The records that follow are to be repeated exactly, with the pictures removed.
++++ Exercise data ++++
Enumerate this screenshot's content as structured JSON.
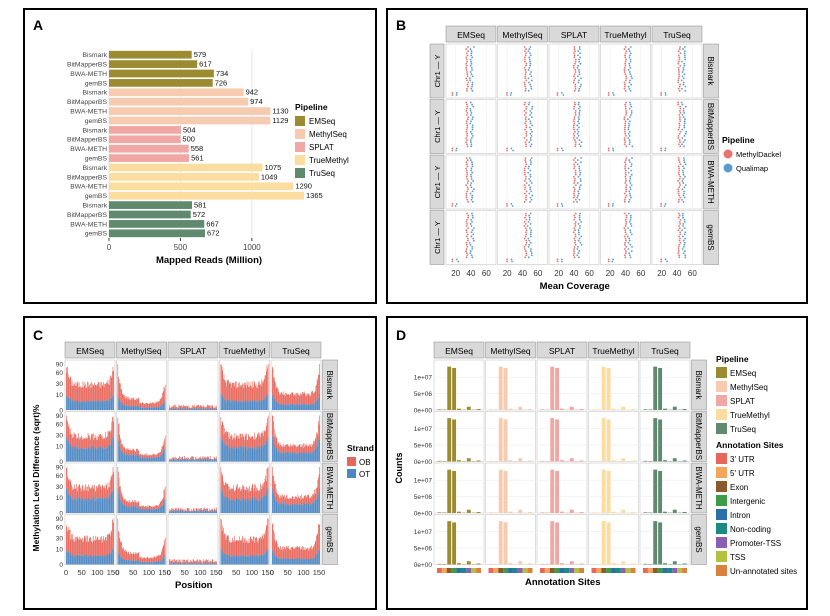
{
  "panels": {
    "a": "A",
    "b": "B",
    "c": "C",
    "d": "D"
  },
  "chart_data": [
    {
      "type": "bar",
      "title": "",
      "xlabel": "Mapped Reads (Million)",
      "ylabel": "",
      "xlim": [
        0,
        1400
      ],
      "xticks": [
        "0",
        "500",
        "1000"
      ],
      "categories": [
        "Bismark",
        "BitMapperBS",
        "BWA-METH",
        "gemBS",
        "Bismark",
        "BitMapperBS",
        "BWA-METH",
        "gemBS",
        "Bismark",
        "BitMapperBS",
        "BWA-METH",
        "gemBS",
        "Bismark",
        "BitMapperBS",
        "BWA-METH",
        "gemBS",
        "Bismark",
        "BitMapperBS",
        "BWA-METH",
        "gemBS"
      ],
      "values": [
        579,
        617,
        734,
        726,
        942,
        974,
        1130,
        1129,
        504,
        500,
        558,
        561,
        1075,
        1049,
        1290,
        1365,
        581,
        572,
        667,
        672
      ],
      "group_of_bar": [
        0,
        0,
        0,
        0,
        1,
        1,
        1,
        1,
        2,
        2,
        2,
        2,
        3,
        3,
        3,
        3,
        4,
        4,
        4,
        4
      ],
      "legend_title": "Pipeline",
      "legend": [
        "EMSeq",
        "MethylSeq",
        "SPLAT",
        "TrueMethyl",
        "TruSeq"
      ],
      "colors": [
        "#9c8b30",
        "#f6cbb0",
        "#f1a7a3",
        "#fbdda0",
        "#5f8a6e"
      ]
    },
    {
      "type": "scatter",
      "title": "",
      "xlabel": "Mean Coverage",
      "ylabel": "",
      "xticks": [
        "20",
        "40",
        "60"
      ],
      "xlim": [
        10,
        70
      ],
      "columns": [
        "EMSeq",
        "MethylSeq",
        "SPLAT",
        "TrueMethyl",
        "TruSeq"
      ],
      "rows": [
        "Bismark",
        "BitMapperBS",
        "BWA-METH",
        "gemBS"
      ],
      "ylabel_strip": "Chr1 — Y",
      "legend_title": "Pipeline",
      "legend": [
        "MethylDackel",
        "Qualimap"
      ],
      "colors": [
        "#e8746c",
        "#5b9ad1"
      ],
      "column_center": [
        35,
        44,
        41,
        40,
        43
      ],
      "qualimap_offset": 6
    },
    {
      "type": "area",
      "title": "",
      "xlabel": "Position",
      "ylabel": "Methylation Level Difference (sqrt)%",
      "yticks": [
        "0",
        "10",
        "30",
        "60",
        "90"
      ],
      "xticks": [
        "0",
        "50",
        "100",
        "150"
      ],
      "xlim": [
        0,
        150
      ],
      "columns": [
        "EMSeq",
        "MethylSeq",
        "SPLAT",
        "TrueMethyl",
        "TruSeq"
      ],
      "rows": [
        "Bismark",
        "BitMapperBS",
        "BWA-METH",
        "gemBS"
      ],
      "legend_title": "Strand",
      "legend": [
        "OB",
        "OT"
      ],
      "colors": [
        "#e8675b",
        "#4d87c3"
      ],
      "base_level": [
        0.55,
        0.25,
        0.08,
        0.55,
        0.35
      ]
    },
    {
      "type": "bar",
      "title": "",
      "xlabel": "Annotation Sites",
      "ylabel": "Counts",
      "yticks": [
        "0e+00",
        "5e+06",
        "1e+07"
      ],
      "columns": [
        "EMSeq",
        "MethylSeq",
        "SPLAT",
        "TrueMethyl",
        "TruSeq"
      ],
      "rows": [
        "Bismark",
        "BitMapperBS",
        "BWA-METH",
        "gemBS"
      ],
      "categories": [
        "3' UTR",
        "5' UTR",
        "Exon",
        "Intergenic",
        "Intron",
        "Non-coding",
        "Promoter-TSS",
        "TSS",
        "Un-annotated sites"
      ],
      "values": [
        200000,
        150000,
        13200000,
        12800000,
        400000,
        100000,
        1000000,
        100000,
        300000
      ],
      "ylim": [
        0,
        14000000
      ],
      "legend_title": "Pipeline",
      "legend": [
        "EMSeq",
        "MethylSeq",
        "SPLAT",
        "TrueMethyl",
        "TruSeq"
      ],
      "colors": [
        "#9c8b30",
        "#f6cbb0",
        "#f1a7a3",
        "#fbdda0",
        "#5f8a6e"
      ],
      "legend2_title": "Annotation Sites",
      "legend2": [
        "3' UTR",
        "5' UTR",
        "Exon",
        "Intergenic",
        "Intron",
        "Non-coding",
        "Promoter-TSS",
        "TSS",
        "Un-annotated sites"
      ],
      "colors2": [
        "#e8675b",
        "#f2a65a",
        "#8a5a2b",
        "#3e9b47",
        "#2a6fa8",
        "#1b8a84",
        "#8c5fb5",
        "#b2c23e",
        "#d9823b"
      ]
    }
  ]
}
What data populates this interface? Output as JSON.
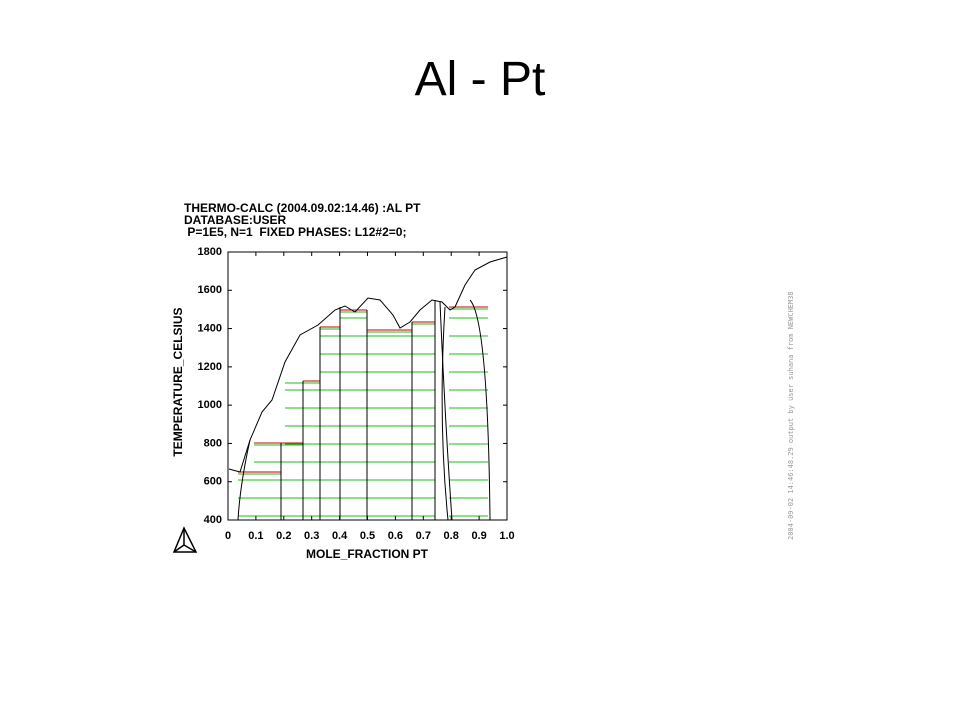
++++
* _Expected answer_
Enumerate this screenshot's content as structured JSON.
{
  "panels": {
    "a": "A",
    "b": "B",
    "c": "C",
    "d": "D"
  },
  "chart_data": [
    {
      "type": "bar",
      "title": "",
      "xlabel": "Mapped Reads (Million)",
      "ylabel": "",
      "xlim": [
        0,
        1400
      ],
      "xticks": [
        "0",
        "500",
        "1000"
      ],
      "categories": [
        "Bismark",
        "BitMapperBS",
        "BWA-METH",
        "gemBS",
        "Bismark",
        "BitMapperBS",
        "BWA-METH",
        "gemBS",
        "Bismark",
        "BitMapperBS",
        "BWA-METH",
        "gemBS",
        "Bismark",
        "BitMapperBS",
        "BWA-METH",
        "gemBS",
        "Bismark",
        "BitMapperBS",
        "BWA-METH",
        "gemBS"
      ],
      "values": [
        579,
        617,
        734,
        726,
        942,
        974,
        1130,
        1129,
        504,
        500,
        558,
        561,
        1075,
        1049,
        1290,
        1365,
        581,
        572,
        667,
        672
      ],
      "group_of_bar": [
        0,
        0,
        0,
        0,
        1,
        1,
        1,
        1,
        2,
        2,
        2,
        2,
        3,
        3,
        3,
        3,
        4,
        4,
        4,
        4
      ],
      "legend_title": "Pipeline",
      "legend": [
        "EMSeq",
        "MethylSeq",
        "SPLAT",
        "TrueMethyl",
        "TruSeq"
      ],
      "colors": [
        "#9c8b30",
        "#f6cbb0",
        "#f1a7a3",
        "#fbdda0",
        "#5f8a6e"
      ]
    },
    {
      "type": "scatter",
      "title": "",
      "xlabel": "Mean Coverage",
      "ylabel": "",
      "xticks": [
        "20",
        "40",
        "60"
      ],
      "xlim": [
        10,
        70
      ],
      "columns": [
        "EMSeq",
        "MethylSeq",
        "SPLAT",
        "TrueMethyl",
        "TruSeq"
      ],
      "rows": [
        "Bismark",
        "BitMapperBS",
        "BWA-METH",
        "gemBS"
      ],
      "ylabel_strip": "Chr1 — Y",
      "legend_title": "Pipeline",
      "legend": [
        "MethylDackel",
        "Qualimap"
      ],
      "colors": [
        "#e8746c",
        "#5b9ad1"
      ],
      "column_center": [
        35,
        44,
        41,
        40,
        43
      ],
      "qualimap_offset": 6
    },
    {
      "type": "area",
      "title": "",
      "xlabel": "Position",
      "ylabel": "Methylation Level Difference (sqrt)%",
      "yticks": [
        "0",
        "10",
        "30",
        "60",
        "90"
      ],
      "xticks": [
        "0",
        "50",
        "100",
        "150"
      ],
      "xlim": [
        0,
        150
      ],
      "columns": [
        "EMSeq",
        "MethylSeq",
        "SPLAT",
        "TrueMethyl",
        "TruSeq"
      ],
      "rows": [
        "Bismark",
        "BitMapperBS",
        "BWA-METH",
        "gemBS"
      ],
      "legend_title": "Strand",
      "legend": [
        "OB",
        "OT"
      ],
      "colors": [
        "#e8675b",
        "#4d87c3"
      ],
      "base_level": [
        0.55,
        0.25,
        0.08,
        0.55,
        0.35
      ]
    },
    {
      "type": "bar",
      "title": "",
      "xlabel": "Annotation Sites",
      "ylabel": "Counts",
      "yticks": [
        "0e+00",
        "5e+06",
        "1e+07"
      ],
      "columns": [
        "EMSeq",
        "MethylSeq",
        "SPLAT",
        "TrueMethyl",
        "TruSeq"
      ],
      "rows": [
        "Bismark",
        "BitMapperBS",
        "BWA-METH",
        "gemBS"
      ],
      "categories": [
        "3' UTR",
        "5' UTR",
        "Exon",
        "Intergenic",
        "Intron",
        "Non-coding",
        "Promoter-TSS",
        "TSS",
        "Un-annotated sites"
      ],
      "values": [
        200000,
        150000,
        13200000,
        12800000,
        400000,
        100000,
        1000000,
        100000,
        300000
      ],
      "ylim": [
        0,
        14000000
      ],
      "legend_title": "Pipeline",
      "legend": [
        "EMSeq",
        "MethylSeq",
        "SPLAT",
        "TrueMethyl",
        "TruSeq"
      ],
      "colors": [
        "#9c8b30",
        "#f6cbb0",
        "#f1a7a3",
        "#fbdda0",
        "#5f8a6e"
      ],
      "legend2_title": "Annotation Sites",
      "legend2": [
        "3' UTR",
        "5' UTR",
        "Exon",
        "Intergenic",
        "Intron",
        "Non-coding",
        "Promoter-TSS",
        "TSS",
        "Un-annotated sites"
      ],
      "colors2": [
        "#e8675b",
        "#f2a65a",
        "#8a5a2b",
        "#3e9b47",
        "#2a6fa8",
        "#1b8a84",
        "#8c5fb5",
        "#b2c23e",
        "#d9823b"
      ]
    }
  ]
}
What data populates this interface? Output as JSON.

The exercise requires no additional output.